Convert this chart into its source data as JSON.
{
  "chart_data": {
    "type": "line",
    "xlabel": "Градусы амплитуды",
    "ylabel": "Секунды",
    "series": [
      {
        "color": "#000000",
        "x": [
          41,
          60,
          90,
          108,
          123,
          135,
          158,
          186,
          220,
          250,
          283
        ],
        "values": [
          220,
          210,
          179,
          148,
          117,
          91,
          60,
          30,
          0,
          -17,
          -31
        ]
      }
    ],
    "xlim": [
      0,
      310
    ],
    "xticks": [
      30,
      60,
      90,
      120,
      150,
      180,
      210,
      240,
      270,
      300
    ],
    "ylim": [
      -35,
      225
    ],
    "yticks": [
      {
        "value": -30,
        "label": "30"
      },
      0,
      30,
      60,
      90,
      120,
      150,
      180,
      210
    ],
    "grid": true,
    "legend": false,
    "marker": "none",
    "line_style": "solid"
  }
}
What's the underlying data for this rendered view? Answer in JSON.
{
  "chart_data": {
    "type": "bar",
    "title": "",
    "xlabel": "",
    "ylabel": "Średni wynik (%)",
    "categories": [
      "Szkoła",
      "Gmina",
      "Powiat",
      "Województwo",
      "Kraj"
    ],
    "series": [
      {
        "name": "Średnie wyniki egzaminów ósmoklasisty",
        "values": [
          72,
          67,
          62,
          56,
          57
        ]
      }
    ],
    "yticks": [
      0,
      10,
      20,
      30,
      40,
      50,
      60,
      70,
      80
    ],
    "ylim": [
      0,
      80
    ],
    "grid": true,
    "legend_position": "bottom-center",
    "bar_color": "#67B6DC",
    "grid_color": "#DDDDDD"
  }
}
--------------------
- _Aim of the task_:
Please give back all of the records exactly as written.

- _Full output_:
Convert this chart into its source data as JSON.
{
  "chart_data": {
    "type": "line",
    "xlabel": "Градусы амплитуды",
    "ylabel": "Секунды",
    "series": [
      {
        "color": "#000000",
        "x": [
          41,
          60,
          90,
          108,
          123,
          135,
          158,
          186,
          220,
          250,
          283
        ],
        "values": [
          220,
          210,
          179,
          148,
          117,
          91,
          60,
          30,
          0,
          -17,
          -31
        ]
      }
    ],
    "xlim": [
      0,
      310
    ],
    "xticks": [
      30,
      60,
      90,
      120,
      150,
      180,
      210,
      240,
      270,
      300
    ],
    "ylim": [
      -35,
      225
    ],
    "yticks": [
      {
        "value": -30,
        "label": "30"
      },
      0,
      30,
      60,
      90,
      120,
      150,
      180,
      210
    ],
    "grid": true,
    "legend": false,
    "marker": "none",
    "line_style": "solid"
  }
}
What's the underlying data for this rendered view? Answer in JSON.
{
  "chart_data": {
    "type": "bar",
    "title": "",
    "xlabel": "",
    "ylabel": "Średni wynik (%)",
    "categories": [
      "Szkoła",
      "Gmina",
      "Powiat",
      "Województwo",
      "Kraj"
    ],
    "series": [
      {
        "name": "Średnie wyniki egzaminów ósmoklasisty",
        "values": [
          72,
          67,
          62,
          56,
          57
        ]
      }
    ],
    "yticks": [
      0,
      10,
      20,
      30,
      40,
      50,
      60,
      70,
      80
    ],
    "ylim": [
      0,
      80
    ],
    "grid": true,
    "legend_position": "bottom-center",
    "bar_color": "#67B6DC",
    "grid_color": "#DDDDDD"
  }
}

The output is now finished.